Set task
Search the data for the string "this" and extract every line where it appears.

Information given
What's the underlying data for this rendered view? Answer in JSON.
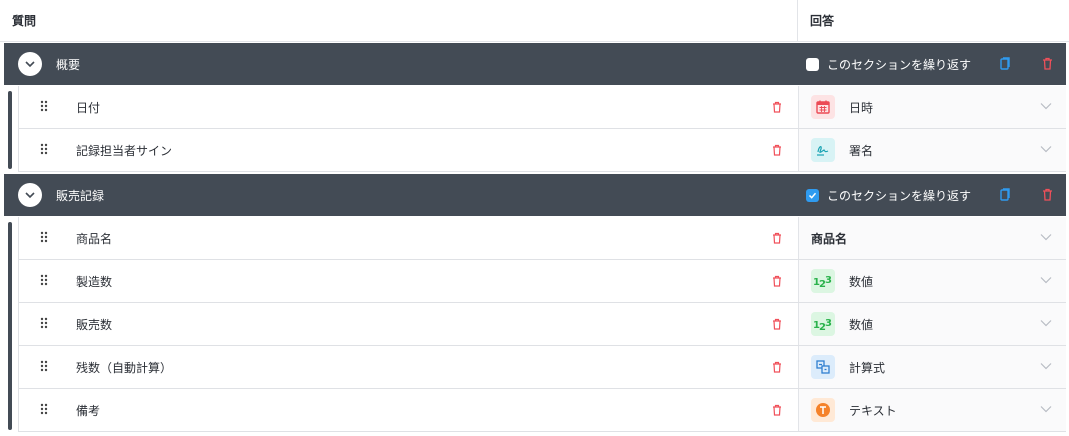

--

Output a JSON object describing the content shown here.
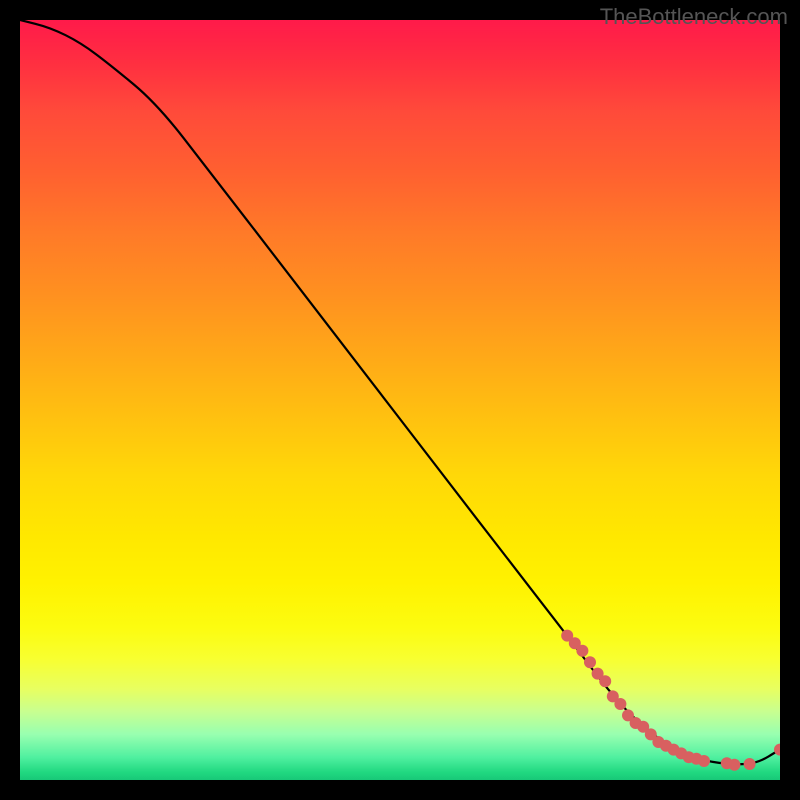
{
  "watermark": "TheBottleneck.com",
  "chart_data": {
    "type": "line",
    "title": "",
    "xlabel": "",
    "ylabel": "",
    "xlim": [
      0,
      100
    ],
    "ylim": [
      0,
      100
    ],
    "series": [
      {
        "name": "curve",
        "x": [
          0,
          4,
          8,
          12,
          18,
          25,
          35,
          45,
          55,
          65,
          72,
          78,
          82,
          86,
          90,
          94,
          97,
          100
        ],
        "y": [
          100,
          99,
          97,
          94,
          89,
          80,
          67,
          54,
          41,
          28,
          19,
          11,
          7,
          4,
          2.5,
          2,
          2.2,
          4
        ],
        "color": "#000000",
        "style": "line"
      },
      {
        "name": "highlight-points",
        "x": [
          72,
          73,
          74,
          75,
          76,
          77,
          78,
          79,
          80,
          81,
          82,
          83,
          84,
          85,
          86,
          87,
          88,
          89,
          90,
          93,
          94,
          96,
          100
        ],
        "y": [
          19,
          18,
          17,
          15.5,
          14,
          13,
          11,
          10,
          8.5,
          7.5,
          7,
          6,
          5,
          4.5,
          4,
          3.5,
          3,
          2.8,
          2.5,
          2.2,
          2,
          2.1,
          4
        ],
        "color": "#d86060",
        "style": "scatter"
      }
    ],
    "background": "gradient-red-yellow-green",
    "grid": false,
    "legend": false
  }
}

---

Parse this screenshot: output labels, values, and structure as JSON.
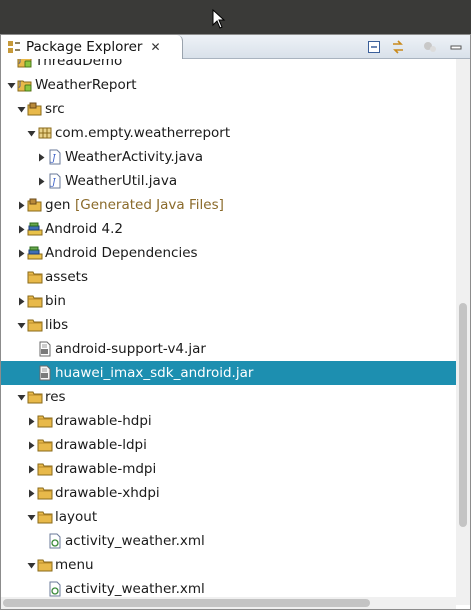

Full response
What's the underlying data for this rendered view? Answer in JSON.
Parse this screenshot: output labels, values, and structure as JSON.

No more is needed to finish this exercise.